Reproduce the listing below word for word, with no pictures.

-- start Provided data --

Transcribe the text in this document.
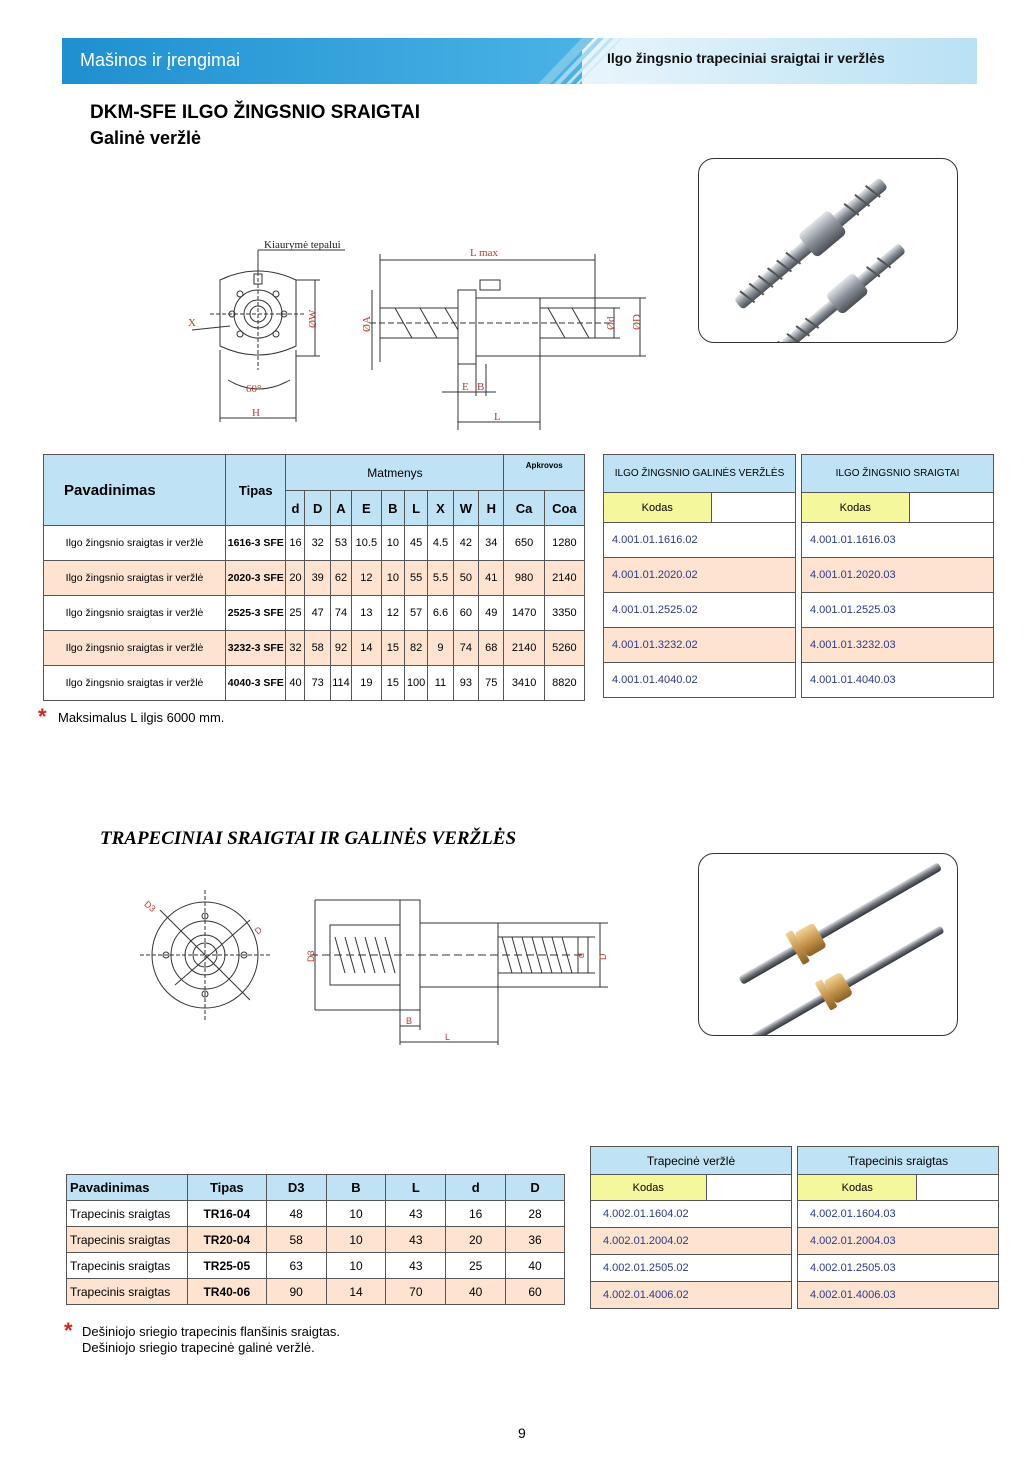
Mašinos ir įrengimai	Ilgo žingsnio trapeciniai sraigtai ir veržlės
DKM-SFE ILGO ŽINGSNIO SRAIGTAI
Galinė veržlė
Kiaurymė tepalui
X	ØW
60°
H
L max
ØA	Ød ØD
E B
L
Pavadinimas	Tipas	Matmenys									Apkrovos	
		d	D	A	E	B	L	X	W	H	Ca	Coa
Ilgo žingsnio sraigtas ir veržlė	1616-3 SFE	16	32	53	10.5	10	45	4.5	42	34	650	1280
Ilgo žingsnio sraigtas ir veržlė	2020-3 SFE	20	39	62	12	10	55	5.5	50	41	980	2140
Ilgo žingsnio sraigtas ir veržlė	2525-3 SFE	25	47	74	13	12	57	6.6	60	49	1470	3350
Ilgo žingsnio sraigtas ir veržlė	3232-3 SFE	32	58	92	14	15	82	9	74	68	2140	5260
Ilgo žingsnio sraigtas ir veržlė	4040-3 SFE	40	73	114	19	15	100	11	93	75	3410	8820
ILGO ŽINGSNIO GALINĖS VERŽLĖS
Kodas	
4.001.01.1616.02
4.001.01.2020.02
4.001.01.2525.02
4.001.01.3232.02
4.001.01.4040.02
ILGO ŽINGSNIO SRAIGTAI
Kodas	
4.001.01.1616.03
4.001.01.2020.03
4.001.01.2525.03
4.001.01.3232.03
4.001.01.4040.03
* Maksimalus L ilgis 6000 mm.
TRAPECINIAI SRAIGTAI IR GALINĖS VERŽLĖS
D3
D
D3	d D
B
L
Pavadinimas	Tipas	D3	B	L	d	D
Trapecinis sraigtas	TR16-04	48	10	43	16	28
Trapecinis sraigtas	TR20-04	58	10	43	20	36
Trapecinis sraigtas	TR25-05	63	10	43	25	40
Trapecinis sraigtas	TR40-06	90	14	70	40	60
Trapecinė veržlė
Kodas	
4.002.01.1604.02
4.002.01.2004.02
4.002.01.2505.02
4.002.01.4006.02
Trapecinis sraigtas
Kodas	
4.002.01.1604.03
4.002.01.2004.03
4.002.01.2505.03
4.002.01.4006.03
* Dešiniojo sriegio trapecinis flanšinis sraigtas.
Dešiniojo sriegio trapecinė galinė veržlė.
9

-- end Provided data --

== Answer ==
Transcribe the text in this document.
Mašinos ir įrengimai	Ilgo žingsnio trapeciniai sraigtai ir veržlės
DKM-SFE ILGO ŽINGSNIO SRAIGTAI
Galinė veržlė
Kiaurymė tepalui
X	ØW
60°
H
L max
ØA	Ød ØD
E B
L
Pavadinimas	Tipas	Matmenys									Apkrovos	
		d	D	A	E	B	L	X	W	H	Ca	Coa
Ilgo žingsnio sraigtas ir veržlė	1616-3 SFE	16	32	53	10.5	10	45	4.5	42	34	650	1280
Ilgo žingsnio sraigtas ir veržlė	2020-3 SFE	20	39	62	12	10	55	5.5	50	41	980	2140
Ilgo žingsnio sraigtas ir veržlė	2525-3 SFE	25	47	74	13	12	57	6.6	60	49	1470	3350
Ilgo žingsnio sraigtas ir veržlė	3232-3 SFE	32	58	92	14	15	82	9	74	68	2140	5260
Ilgo žingsnio sraigtas ir veržlė	4040-3 SFE	40	73	114	19	15	100	11	93	75	3410	8820
ILGO ŽINGSNIO GALINĖS VERŽLĖS
Kodas	
4.001.01.1616.02
4.001.01.2020.02
4.001.01.2525.02
4.001.01.3232.02
4.001.01.4040.02
ILGO ŽINGSNIO SRAIGTAI
Kodas	
4.001.01.1616.03
4.001.01.2020.03
4.001.01.2525.03
4.001.01.3232.03
4.001.01.4040.03
* Maksimalus L ilgis 6000 mm.
TRAPECINIAI SRAIGTAI IR GALINĖS VERŽLĖS
D3
D
D3	d D
B
L
Pavadinimas	Tipas	D3	B	L	d	D
Trapecinis sraigtas	TR16-04	48	10	43	16	28
Trapecinis sraigtas	TR20-04	58	10	43	20	36
Trapecinis sraigtas	TR25-05	63	10	43	25	40
Trapecinis sraigtas	TR40-06	90	14	70	40	60
Trapecinė veržlė
Kodas	
4.002.01.1604.02
4.002.01.2004.02
4.002.01.2505.02
4.002.01.4006.02
Trapecinis sraigtas
Kodas	
4.002.01.1604.03
4.002.01.2004.03
4.002.01.2505.03
4.002.01.4006.03
* Dešiniojo sriegio trapecinis flanšinis sraigtas.
Dešiniojo sriegio trapecinė galinė veržlė.
9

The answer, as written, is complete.